(Reading passage)
Have you been listening to Serial? The hit podcast, which aims to cover one story week-by-week, has just ended its first season. Over the course of 12 weekly episodes millions of listeners followed along with reporter and host Sarah Koenig as she re-investigated the 1999 murder of a Baltimore high school student.
I resisted Serial at first, unwilling to be lured into yet another pop culture phenomenon to have to keep up with, or catch up on. But one evening I relented and by the next morning I was bleary-eyed, having stayed up until the wee hours listening to several episodes of the stuff, and I couldn't wait for more.
Now that the show is over (or, rather, on hiatus until the second season) I am craving something to feed my newfound interest in true crime that will be just as engaging, thoughtful, and spine-tinglingly good.
I found some excellent suggestions in this article on Slate, added a few of my own, and came up with this list of true crime to keep me occupied until the next season of Serial begins.

[A run of records]
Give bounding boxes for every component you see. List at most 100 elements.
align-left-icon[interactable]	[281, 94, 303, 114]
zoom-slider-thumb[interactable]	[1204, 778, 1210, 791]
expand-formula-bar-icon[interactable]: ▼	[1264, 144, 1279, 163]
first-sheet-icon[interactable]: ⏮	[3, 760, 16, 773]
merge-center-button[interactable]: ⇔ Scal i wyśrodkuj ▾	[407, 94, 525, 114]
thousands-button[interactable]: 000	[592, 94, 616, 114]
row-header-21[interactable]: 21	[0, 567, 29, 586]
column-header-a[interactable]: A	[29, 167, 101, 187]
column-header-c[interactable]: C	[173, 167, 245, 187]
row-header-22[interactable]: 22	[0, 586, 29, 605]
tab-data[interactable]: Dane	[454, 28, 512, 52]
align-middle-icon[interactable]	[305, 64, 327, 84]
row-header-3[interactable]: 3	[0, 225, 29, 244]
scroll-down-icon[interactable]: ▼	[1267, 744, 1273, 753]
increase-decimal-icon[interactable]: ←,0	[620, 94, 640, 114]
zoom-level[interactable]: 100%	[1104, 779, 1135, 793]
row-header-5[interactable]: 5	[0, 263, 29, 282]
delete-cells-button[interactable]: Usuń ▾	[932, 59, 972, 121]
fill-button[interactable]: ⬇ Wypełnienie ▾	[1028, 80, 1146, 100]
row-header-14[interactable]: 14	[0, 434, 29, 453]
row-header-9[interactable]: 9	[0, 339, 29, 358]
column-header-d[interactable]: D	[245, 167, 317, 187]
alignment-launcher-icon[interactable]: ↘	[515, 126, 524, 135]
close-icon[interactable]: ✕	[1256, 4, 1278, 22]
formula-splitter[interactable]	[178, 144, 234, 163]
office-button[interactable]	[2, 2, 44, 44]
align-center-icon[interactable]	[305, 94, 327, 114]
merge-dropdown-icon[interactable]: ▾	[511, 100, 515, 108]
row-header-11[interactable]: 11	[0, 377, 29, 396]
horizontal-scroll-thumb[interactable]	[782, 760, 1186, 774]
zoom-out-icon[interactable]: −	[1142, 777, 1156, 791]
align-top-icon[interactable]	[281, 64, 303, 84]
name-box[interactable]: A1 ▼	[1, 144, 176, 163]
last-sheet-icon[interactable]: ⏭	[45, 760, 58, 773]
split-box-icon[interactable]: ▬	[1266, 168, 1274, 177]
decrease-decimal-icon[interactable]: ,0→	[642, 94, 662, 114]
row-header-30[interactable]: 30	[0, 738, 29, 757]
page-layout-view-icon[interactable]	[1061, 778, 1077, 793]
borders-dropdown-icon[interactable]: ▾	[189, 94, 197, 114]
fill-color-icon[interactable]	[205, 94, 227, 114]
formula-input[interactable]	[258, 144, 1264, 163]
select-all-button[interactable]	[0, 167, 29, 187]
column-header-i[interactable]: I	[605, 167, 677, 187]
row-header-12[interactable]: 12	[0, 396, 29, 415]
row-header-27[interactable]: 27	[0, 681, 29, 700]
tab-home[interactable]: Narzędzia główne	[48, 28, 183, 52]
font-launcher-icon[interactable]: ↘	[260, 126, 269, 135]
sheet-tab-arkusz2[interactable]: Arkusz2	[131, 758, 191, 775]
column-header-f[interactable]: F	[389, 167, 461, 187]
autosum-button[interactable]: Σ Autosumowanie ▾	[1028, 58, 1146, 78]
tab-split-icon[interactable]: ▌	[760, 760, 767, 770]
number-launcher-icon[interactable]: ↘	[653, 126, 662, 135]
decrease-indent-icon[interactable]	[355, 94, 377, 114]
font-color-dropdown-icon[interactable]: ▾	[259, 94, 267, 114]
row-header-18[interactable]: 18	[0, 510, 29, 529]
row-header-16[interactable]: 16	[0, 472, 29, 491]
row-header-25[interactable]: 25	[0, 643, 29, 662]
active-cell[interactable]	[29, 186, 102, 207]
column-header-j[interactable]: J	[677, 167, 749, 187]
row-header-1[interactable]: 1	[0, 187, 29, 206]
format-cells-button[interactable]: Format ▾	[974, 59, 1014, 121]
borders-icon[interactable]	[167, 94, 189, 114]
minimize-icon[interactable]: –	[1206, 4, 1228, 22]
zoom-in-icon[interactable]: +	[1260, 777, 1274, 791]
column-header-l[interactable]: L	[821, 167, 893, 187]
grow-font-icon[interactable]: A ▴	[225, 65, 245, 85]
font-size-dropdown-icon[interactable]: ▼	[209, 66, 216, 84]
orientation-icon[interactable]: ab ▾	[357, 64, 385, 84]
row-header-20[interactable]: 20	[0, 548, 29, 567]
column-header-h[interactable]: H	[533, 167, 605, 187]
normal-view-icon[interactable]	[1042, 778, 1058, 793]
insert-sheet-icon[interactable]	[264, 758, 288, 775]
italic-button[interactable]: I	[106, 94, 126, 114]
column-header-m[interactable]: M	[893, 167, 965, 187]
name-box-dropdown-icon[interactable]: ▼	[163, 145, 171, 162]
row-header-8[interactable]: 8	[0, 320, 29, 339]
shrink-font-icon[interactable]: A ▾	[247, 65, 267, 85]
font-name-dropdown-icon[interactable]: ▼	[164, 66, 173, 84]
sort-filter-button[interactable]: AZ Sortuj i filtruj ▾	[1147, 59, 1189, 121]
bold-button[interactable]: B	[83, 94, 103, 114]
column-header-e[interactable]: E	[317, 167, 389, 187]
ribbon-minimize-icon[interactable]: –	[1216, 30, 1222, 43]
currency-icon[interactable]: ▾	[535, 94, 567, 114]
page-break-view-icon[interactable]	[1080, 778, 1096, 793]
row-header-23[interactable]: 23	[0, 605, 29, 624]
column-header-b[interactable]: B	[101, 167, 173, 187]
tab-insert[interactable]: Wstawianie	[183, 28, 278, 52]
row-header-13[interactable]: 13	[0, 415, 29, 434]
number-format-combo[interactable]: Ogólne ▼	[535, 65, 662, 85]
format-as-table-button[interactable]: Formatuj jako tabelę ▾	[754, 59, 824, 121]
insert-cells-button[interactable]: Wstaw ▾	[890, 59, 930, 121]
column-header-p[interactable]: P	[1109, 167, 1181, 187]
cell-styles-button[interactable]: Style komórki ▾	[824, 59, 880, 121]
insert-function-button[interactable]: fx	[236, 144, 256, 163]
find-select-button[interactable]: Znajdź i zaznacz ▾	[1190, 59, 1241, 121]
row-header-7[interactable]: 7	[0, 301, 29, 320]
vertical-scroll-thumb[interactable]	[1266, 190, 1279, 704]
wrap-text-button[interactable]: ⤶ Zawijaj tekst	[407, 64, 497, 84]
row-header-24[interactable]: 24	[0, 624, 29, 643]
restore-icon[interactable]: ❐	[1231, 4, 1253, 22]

(Challenges)
[A] In the Serial text, list the qualities the writer wants in something new to feed an interest in true crime.
[B] According to the Serial text, how many weekly episodes made up the podcast's first season?
[C] Reproduce the Serial text word for word, starting at "Have you been" and ending at "and spine-tinglingly good.".
The listing has no connection to the Serial text.

(Task solutions)
[A] Engaging, thoughtful, and spine-tinglingly good.

[B] 12 weekly episodes.

[C]
Have you been listening to Serial? The hit podcast, which aims to cover one story week-by-week, has just ended its first season. Over the course of 12 weekly episodes millions of listeners followed along with reporter and host Sarah Koenig as she re-investigated the 1999 murder of a Baltimore high school student.
I resisted Serial at first, unwilling to be lured into yet another pop culture phenomenon to have to keep up with, or catch up on. But one evening I relented and by the next morning I was bleary-eyed, having stayed up until the wee hours listening to several episodes of the stuff, and I couldn't wait for more.
Now that the show is over (or, rather, on hiatus until the second season) I am craving something to feed my newfound interest in true crime that will be just as engaging, thoughtful, and spine-tinglingly good.